DATASET:

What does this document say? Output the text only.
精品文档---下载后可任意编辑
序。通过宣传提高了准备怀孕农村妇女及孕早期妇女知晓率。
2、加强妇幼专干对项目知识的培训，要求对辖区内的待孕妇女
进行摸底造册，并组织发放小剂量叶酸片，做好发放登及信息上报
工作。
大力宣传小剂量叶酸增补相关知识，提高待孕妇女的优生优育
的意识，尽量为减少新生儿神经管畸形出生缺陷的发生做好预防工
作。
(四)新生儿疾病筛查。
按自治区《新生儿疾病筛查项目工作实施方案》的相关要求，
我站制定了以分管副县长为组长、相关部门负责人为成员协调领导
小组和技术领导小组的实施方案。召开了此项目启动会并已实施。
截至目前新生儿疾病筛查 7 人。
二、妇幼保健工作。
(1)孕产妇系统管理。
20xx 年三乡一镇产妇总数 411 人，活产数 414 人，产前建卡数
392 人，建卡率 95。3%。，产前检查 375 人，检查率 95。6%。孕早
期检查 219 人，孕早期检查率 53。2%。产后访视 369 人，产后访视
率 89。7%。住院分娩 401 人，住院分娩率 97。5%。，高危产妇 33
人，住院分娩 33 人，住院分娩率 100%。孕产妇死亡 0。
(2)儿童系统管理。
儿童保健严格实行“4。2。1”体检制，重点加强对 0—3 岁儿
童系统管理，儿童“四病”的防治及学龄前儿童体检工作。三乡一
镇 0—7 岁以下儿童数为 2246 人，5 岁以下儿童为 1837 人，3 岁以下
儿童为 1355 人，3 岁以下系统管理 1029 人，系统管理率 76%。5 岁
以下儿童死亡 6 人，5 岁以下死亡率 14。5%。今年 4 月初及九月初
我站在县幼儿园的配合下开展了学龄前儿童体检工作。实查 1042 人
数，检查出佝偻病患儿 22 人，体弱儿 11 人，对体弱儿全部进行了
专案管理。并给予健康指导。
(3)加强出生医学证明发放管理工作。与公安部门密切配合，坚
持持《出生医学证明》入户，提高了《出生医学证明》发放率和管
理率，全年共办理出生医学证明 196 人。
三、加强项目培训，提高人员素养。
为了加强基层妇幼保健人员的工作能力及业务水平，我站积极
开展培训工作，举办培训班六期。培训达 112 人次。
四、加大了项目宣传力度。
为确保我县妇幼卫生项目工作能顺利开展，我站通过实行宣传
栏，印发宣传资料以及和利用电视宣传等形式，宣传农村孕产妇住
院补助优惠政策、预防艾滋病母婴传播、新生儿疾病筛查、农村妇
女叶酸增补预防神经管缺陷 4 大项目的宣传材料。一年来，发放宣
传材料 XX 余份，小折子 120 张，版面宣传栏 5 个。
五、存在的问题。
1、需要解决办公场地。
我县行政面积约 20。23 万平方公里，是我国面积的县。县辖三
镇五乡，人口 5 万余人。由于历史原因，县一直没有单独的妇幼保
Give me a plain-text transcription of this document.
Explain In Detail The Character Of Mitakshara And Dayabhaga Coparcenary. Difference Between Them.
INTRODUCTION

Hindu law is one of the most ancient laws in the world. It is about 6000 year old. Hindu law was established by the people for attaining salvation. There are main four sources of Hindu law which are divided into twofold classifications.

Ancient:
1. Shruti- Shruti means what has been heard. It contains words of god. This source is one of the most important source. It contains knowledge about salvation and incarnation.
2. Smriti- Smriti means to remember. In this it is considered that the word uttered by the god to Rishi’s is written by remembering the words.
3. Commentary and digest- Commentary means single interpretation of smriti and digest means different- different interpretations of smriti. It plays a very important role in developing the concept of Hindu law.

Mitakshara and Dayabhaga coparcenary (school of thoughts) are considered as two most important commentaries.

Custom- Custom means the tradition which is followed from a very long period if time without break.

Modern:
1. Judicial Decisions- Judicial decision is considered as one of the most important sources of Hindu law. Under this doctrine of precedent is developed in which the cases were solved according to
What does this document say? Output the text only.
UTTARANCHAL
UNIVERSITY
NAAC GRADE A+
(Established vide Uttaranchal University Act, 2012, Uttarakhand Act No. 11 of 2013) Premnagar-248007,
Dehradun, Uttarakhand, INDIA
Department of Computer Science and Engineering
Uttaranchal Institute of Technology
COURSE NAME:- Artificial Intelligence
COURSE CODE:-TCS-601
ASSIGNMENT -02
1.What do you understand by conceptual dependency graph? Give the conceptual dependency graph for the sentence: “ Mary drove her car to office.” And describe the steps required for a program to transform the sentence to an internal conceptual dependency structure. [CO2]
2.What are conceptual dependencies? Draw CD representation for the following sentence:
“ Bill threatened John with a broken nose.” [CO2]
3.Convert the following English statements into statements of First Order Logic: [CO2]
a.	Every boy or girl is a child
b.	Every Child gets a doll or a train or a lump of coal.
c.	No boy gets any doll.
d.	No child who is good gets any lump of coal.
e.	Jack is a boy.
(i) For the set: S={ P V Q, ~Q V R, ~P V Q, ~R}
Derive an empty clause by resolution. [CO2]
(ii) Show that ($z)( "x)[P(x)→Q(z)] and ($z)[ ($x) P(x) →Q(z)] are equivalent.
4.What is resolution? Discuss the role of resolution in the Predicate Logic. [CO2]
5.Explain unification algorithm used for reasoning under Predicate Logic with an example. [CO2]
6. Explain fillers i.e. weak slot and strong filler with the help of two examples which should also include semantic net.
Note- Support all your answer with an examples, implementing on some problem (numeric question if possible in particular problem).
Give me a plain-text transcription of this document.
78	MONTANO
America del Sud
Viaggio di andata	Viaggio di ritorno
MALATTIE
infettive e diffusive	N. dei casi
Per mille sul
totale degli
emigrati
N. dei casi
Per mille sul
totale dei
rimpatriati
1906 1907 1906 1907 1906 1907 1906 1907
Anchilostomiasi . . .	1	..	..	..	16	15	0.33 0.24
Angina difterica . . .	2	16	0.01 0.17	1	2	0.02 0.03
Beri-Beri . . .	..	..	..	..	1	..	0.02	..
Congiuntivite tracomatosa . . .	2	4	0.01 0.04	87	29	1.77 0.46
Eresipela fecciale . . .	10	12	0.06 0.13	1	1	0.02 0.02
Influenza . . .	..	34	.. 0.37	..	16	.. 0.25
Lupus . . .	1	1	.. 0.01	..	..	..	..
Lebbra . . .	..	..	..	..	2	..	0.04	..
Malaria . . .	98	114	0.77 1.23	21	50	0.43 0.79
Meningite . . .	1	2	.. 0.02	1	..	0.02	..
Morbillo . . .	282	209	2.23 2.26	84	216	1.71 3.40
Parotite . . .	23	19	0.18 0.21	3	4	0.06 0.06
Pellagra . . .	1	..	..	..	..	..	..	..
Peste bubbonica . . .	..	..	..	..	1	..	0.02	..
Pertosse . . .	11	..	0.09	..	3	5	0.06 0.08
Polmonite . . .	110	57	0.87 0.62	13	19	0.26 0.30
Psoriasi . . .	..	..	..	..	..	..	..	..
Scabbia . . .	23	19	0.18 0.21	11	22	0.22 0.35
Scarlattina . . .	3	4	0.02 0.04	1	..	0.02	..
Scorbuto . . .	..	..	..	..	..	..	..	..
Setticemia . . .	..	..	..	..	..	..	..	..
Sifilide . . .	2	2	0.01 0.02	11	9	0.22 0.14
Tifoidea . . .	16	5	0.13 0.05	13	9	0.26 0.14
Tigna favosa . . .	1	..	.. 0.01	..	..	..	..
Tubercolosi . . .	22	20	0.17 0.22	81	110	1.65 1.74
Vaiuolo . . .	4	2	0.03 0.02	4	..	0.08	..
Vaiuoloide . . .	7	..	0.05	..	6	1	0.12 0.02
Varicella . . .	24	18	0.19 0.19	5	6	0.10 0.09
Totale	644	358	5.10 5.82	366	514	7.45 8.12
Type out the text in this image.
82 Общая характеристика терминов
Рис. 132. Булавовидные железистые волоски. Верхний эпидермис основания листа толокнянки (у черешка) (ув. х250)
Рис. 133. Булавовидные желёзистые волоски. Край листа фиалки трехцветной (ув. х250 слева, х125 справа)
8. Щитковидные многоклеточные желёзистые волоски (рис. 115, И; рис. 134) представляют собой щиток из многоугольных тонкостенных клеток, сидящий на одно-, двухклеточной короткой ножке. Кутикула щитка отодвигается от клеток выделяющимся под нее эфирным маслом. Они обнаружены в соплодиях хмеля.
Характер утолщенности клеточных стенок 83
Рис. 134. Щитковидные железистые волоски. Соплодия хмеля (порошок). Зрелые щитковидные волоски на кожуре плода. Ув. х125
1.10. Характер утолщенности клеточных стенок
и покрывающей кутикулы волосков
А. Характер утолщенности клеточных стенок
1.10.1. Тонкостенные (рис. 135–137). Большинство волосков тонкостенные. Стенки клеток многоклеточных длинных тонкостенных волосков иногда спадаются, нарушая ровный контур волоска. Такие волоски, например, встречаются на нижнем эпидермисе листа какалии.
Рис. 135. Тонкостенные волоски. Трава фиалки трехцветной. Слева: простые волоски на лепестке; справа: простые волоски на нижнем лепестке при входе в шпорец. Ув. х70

STATED PROBLEM:
Begin with the line that contains "Type out the text in this image." and end with the last line of the records; set down every line in that span exactly, and nothing else.

CORRECT ANSWER:
Type out the text in this image.
82 Общая характеристика терминов
Рис. 132. Булавовидные железистые волоски. Верхний эпидермис основания листа толокнянки (у черешка) (ув. х250)
Рис. 133. Булавовидные желёзистые волоски. Край листа фиалки трехцветной (ув. х250 слева, х125 справа)
8. Щитковидные многоклеточные желёзистые волоски (рис. 115, И; рис. 134) представляют собой щиток из многоугольных тонкостенных клеток, сидящий на одно-, двухклеточной короткой ножке. Кутикула щитка отодвигается от клеток выделяющимся под нее эфирным маслом. Они обнаружены в соплодиях хмеля.
Характер утолщенности клеточных стенок 83
Рис. 134. Щитковидные железистые волоски. Соплодия хмеля (порошок). Зрелые щитковидные волоски на кожуре плода. Ув. х125
1.10. Характер утолщенности клеточных стенок
и покрывающей кутикулы волосков
А. Характер утолщенности клеточных стенок
1.10.1. Тонкостенные (рис. 135–137). Большинство волосков тонкостенные. Стенки клеток многоклеточных длинных тонкостенных волосков иногда спадаются, нарушая ровный контур волоска. Такие волоски, например, встречаются на нижнем эпидермисе листа какалии.
Рис. 135. Тонкостенные волоски. Трава фиалки трехцветной. Слева: простые волоски на лепестке; справа: простые волоски на нижнем лепестке при входе в шпорец. Ув. х70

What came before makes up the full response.